#### Problem requirements:
Where a line holds the word "name", copy that line.

#### Provided entries:
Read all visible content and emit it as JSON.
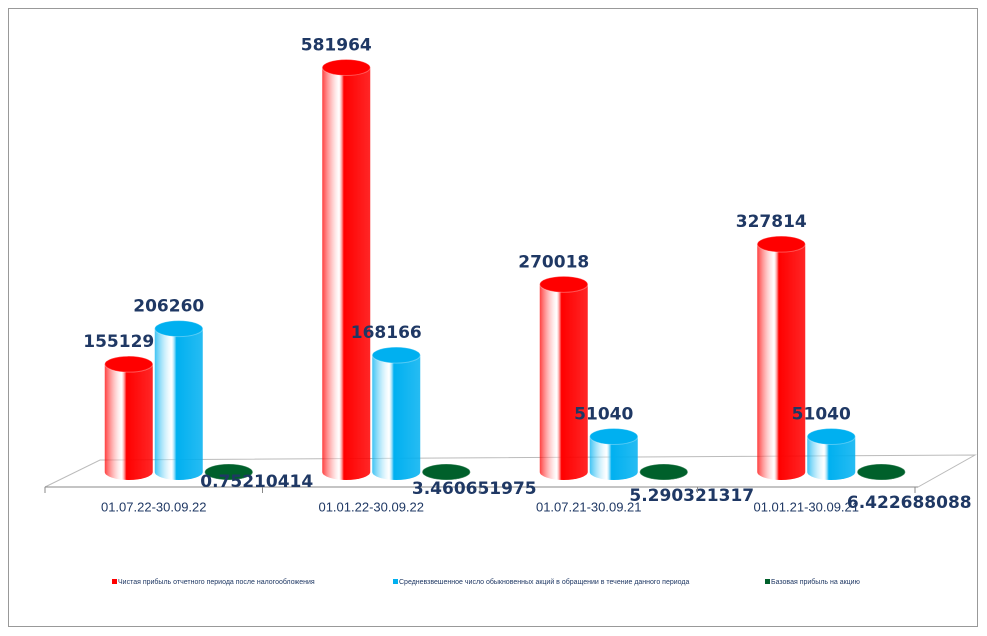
{
  "chart_data": {
    "type": "bar",
    "categories": [
      "01.07.22-30.09.22",
      "01.01.22-30.09.22",
      "01.07.21-30.09.21",
      "01.01.21-30.09.21"
    ],
    "series": [
      {
        "name": "Чистая прибыль отчетного периода после налогообложения",
        "color": "#ff0000",
        "values": [
          155129,
          581964,
          270018,
          327814
        ]
      },
      {
        "name": "Средневзвешенное число обыкновенных акций в обращении в течение данного периода",
        "color": "#00b0f0",
        "values": [
          206260,
          168166,
          51040,
          51040
        ]
      },
      {
        "name": "Базовая прибыль на акцию",
        "color": "#00602b",
        "values": [
          0.75210414,
          3.460651975,
          5.290321317,
          6.422688088
        ]
      }
    ],
    "ylim": [
      0,
      600000
    ],
    "legend": "bottom"
  }
}
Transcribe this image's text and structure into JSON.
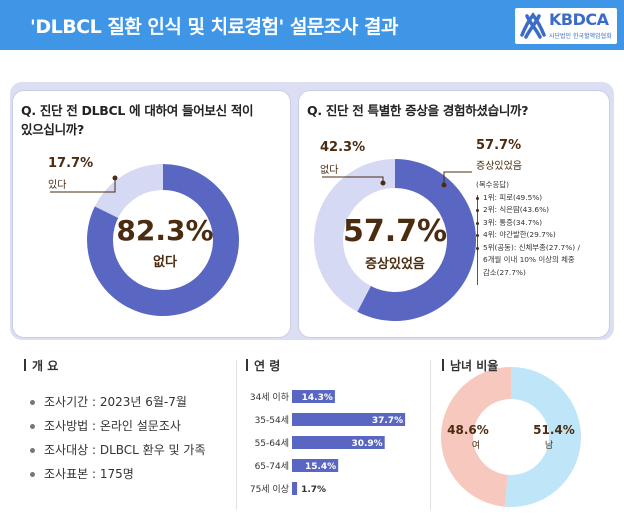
{
  "header": {
    "title": "'DLBCL 질환 인식 및 치료경험' 설문조사 결과",
    "logo_text": "KBDCA",
    "logo_sub": "사단법인 한국혈액암협회"
  },
  "colors": {
    "header_blue": "#3f96e6",
    "donut_dark": "#5a67c2",
    "donut_light": "#d5d9f3",
    "bar_fill": "#5a67c2",
    "female": "#f7c8be",
    "male": "#bfe6f8",
    "text_brown": "#4b2c10"
  },
  "q1": {
    "question_line1": "Q. 진단 전 DLBCL 에 대하여 들어보신 적이",
    "question_line2": "있으십니까?",
    "center_pct": "82.3%",
    "center_label": "없다",
    "callout_pct": "17.7%",
    "callout_label": "있다"
  },
  "q2": {
    "question": "Q. 진단 전 특별한 증상을 경험하셨습니까?",
    "center_pct": "57.7%",
    "center_label": "증상있었음",
    "left_pct": "42.3%",
    "left_label": "없다",
    "right_pct": "57.7%",
    "right_label": "증상있었음",
    "list_header": "(복수응답)",
    "list": [
      "1위: 피로(49.5%)",
      "2위: 식은땀(43.6%)",
      "3위: 통증(34.7%)",
      "4위: 야간발한(29.7%)",
      "5위(공동): 신체부종(27.7%) /",
      "6개월 이내 10% 이상의 체중",
      "감소(27.7%)"
    ]
  },
  "overview": {
    "title": "개 요",
    "items": [
      "조사기간 : 2023년 6월-7월",
      "조사방법 : 온라인 설문조사",
      "조사대상 : DLBCL 환우 및 가족",
      "조사표본 : 175명"
    ]
  },
  "age": {
    "title": "연 령"
  },
  "gender": {
    "title": "남녀 비율"
  },
  "chart_data": [
    {
      "type": "pie",
      "title": "Q. 진단 전 DLBCL 에 대하여 들어보신 적이 있으십니까?",
      "categories": [
        "없다",
        "있다"
      ],
      "values": [
        82.3,
        17.7
      ]
    },
    {
      "type": "pie",
      "title": "Q. 진단 전 특별한 증상을 경험하셨습니까?",
      "categories": [
        "증상있었음",
        "없다"
      ],
      "values": [
        57.7,
        42.3
      ]
    },
    {
      "type": "bar",
      "title": "연 령",
      "categories": [
        "34세 이하",
        "35-54세",
        "55-64세",
        "65-74세",
        "75세 이상"
      ],
      "values": [
        14.3,
        37.7,
        30.9,
        15.4,
        1.7
      ],
      "value_labels": [
        "14.3%",
        "37.7%",
        "30.9%",
        "15.4%",
        "1.7%"
      ]
    },
    {
      "type": "pie",
      "title": "남녀 비율",
      "categories": [
        "여",
        "남"
      ],
      "values": [
        48.6,
        51.4
      ],
      "value_labels": [
        "48.6%",
        "51.4%"
      ]
    }
  ]
}
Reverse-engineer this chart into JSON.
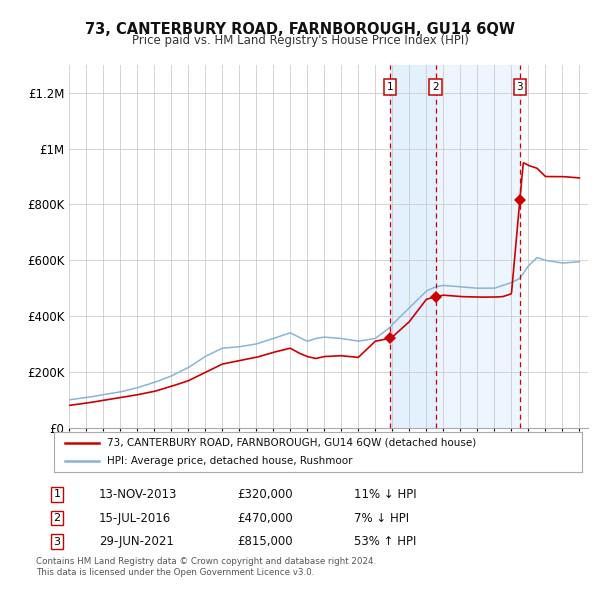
{
  "title": "73, CANTERBURY ROAD, FARNBOROUGH, GU14 6QW",
  "subtitle": "Price paid vs. HM Land Registry's House Price Index (HPI)",
  "ylim": [
    0,
    1300000
  ],
  "yticks": [
    0,
    200000,
    400000,
    600000,
    800000,
    1000000,
    1200000
  ],
  "ytick_labels": [
    "£0",
    "£200K",
    "£400K",
    "£600K",
    "£800K",
    "£1M",
    "£1.2M"
  ],
  "hpi_color": "#8ab4d4",
  "price_color": "#cc0000",
  "marker_color": "#cc0000",
  "bg_color": "#ffffff",
  "grid_color": "#cccccc",
  "shade_color": "#ddeeff",
  "transactions": [
    {
      "num": 1,
      "date": "13-NOV-2013",
      "price": 320000,
      "pct": "11%",
      "dir": "↓",
      "x_year": 2013.87
    },
    {
      "num": 2,
      "date": "15-JUL-2016",
      "price": 470000,
      "pct": "7%",
      "dir": "↓",
      "x_year": 2016.54
    },
    {
      "num": 3,
      "date": "29-JUN-2021",
      "price": 815000,
      "pct": "53%",
      "dir": "↑",
      "x_year": 2021.49
    }
  ],
  "legend_line1": "73, CANTERBURY ROAD, FARNBOROUGH, GU14 6QW (detached house)",
  "legend_line2": "HPI: Average price, detached house, Rushmoor",
  "footnote1": "Contains HM Land Registry data © Crown copyright and database right 2024.",
  "footnote2": "This data is licensed under the Open Government Licence v3.0.",
  "xmin": 1995,
  "xmax": 2025.5,
  "xticks": [
    1995,
    1996,
    1997,
    1998,
    1999,
    2000,
    2001,
    2002,
    2003,
    2004,
    2005,
    2006,
    2007,
    2008,
    2009,
    2010,
    2011,
    2012,
    2013,
    2014,
    2015,
    2016,
    2017,
    2018,
    2019,
    2020,
    2021,
    2022,
    2023,
    2024,
    2025
  ]
}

#### Written answer:
        "name": "Чистая прибыль отчетного периода после налогообложения",
        "name": "Средневзвешенное число обыкновенных акций в обращении в течение данного периода",
        "name": "Базовая прибыль на акцию",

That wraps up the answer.